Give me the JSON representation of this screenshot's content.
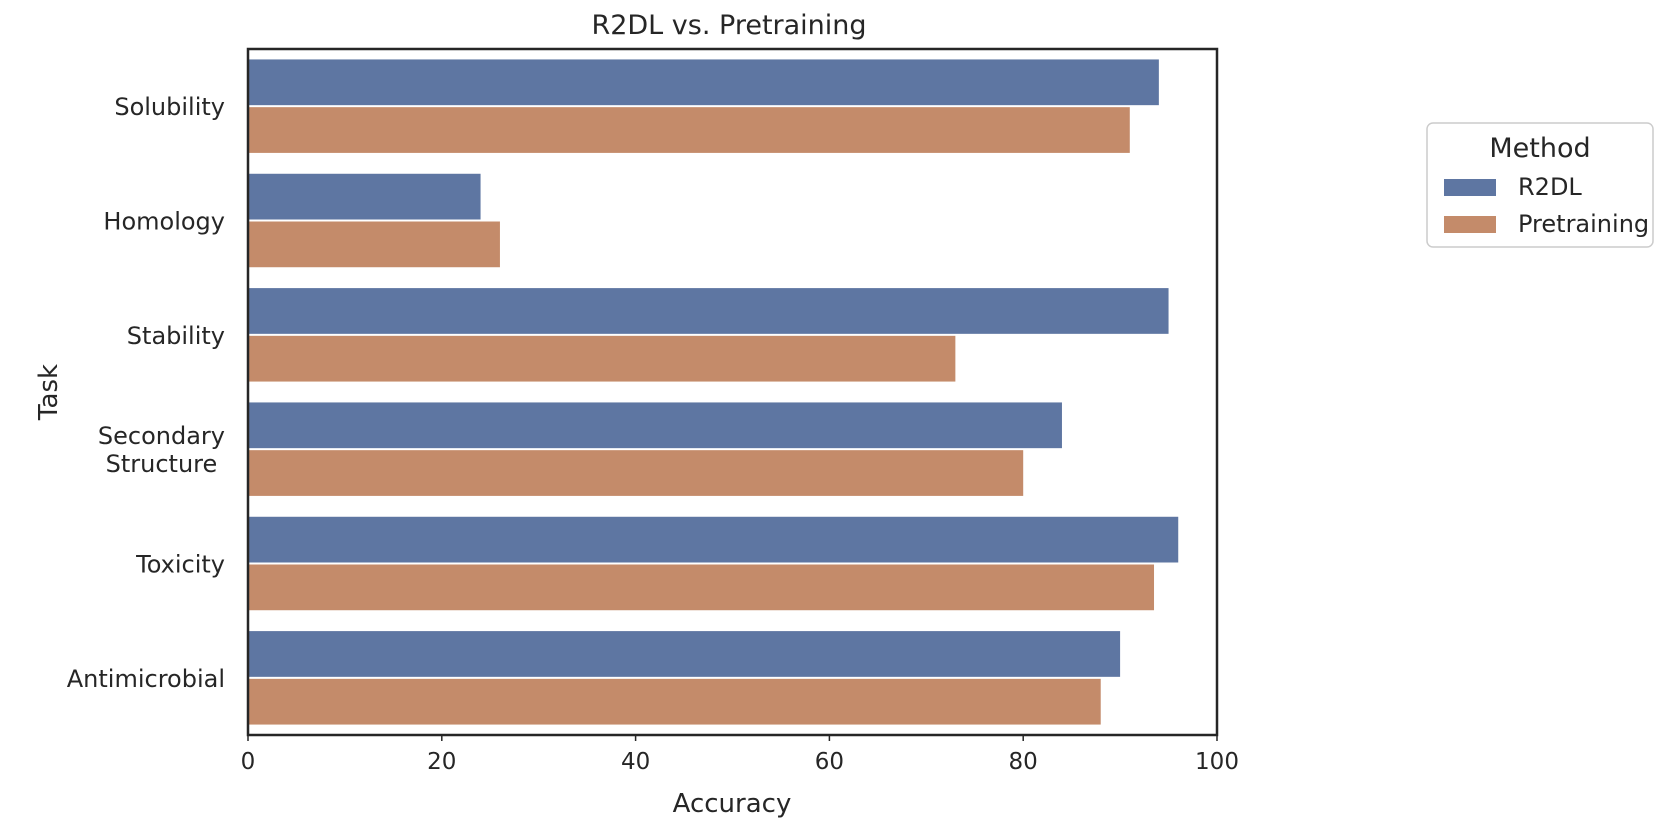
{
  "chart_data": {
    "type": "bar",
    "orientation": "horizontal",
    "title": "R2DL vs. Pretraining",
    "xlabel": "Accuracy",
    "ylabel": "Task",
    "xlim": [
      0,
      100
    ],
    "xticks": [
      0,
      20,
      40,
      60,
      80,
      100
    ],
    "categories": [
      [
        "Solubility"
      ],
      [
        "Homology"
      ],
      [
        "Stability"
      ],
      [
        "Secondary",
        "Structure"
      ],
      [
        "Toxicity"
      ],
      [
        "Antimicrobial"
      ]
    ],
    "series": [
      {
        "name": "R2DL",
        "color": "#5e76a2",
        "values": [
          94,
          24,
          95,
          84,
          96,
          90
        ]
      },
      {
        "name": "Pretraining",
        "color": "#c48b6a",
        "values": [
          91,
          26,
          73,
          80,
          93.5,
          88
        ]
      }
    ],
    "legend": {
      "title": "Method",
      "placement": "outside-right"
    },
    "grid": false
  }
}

**What needs to be done**: The material above must be printed exactly, with its pictures left out.

**Finished exercise**:
Give me the JSON representation of this screenshot's content.
{
  "chart_data": {
    "type": "bar",
    "orientation": "horizontal",
    "title": "R2DL vs. Pretraining",
    "xlabel": "Accuracy",
    "ylabel": "Task",
    "xlim": [
      0,
      100
    ],
    "xticks": [
      0,
      20,
      40,
      60,
      80,
      100
    ],
    "categories": [
      [
        "Solubility"
      ],
      [
        "Homology"
      ],
      [
        "Stability"
      ],
      [
        "Secondary",
        "Structure"
      ],
      [
        "Toxicity"
      ],
      [
        "Antimicrobial"
      ]
    ],
    "series": [
      {
        "name": "R2DL",
        "color": "#5e76a2",
        "values": [
          94,
          24,
          95,
          84,
          96,
          90
        ]
      },
      {
        "name": "Pretraining",
        "color": "#c48b6a",
        "values": [
          91,
          26,
          73,
          80,
          93.5,
          88
        ]
      }
    ],
    "legend": {
      "title": "Method",
      "placement": "outside-right"
    },
    "grid": false
  }
}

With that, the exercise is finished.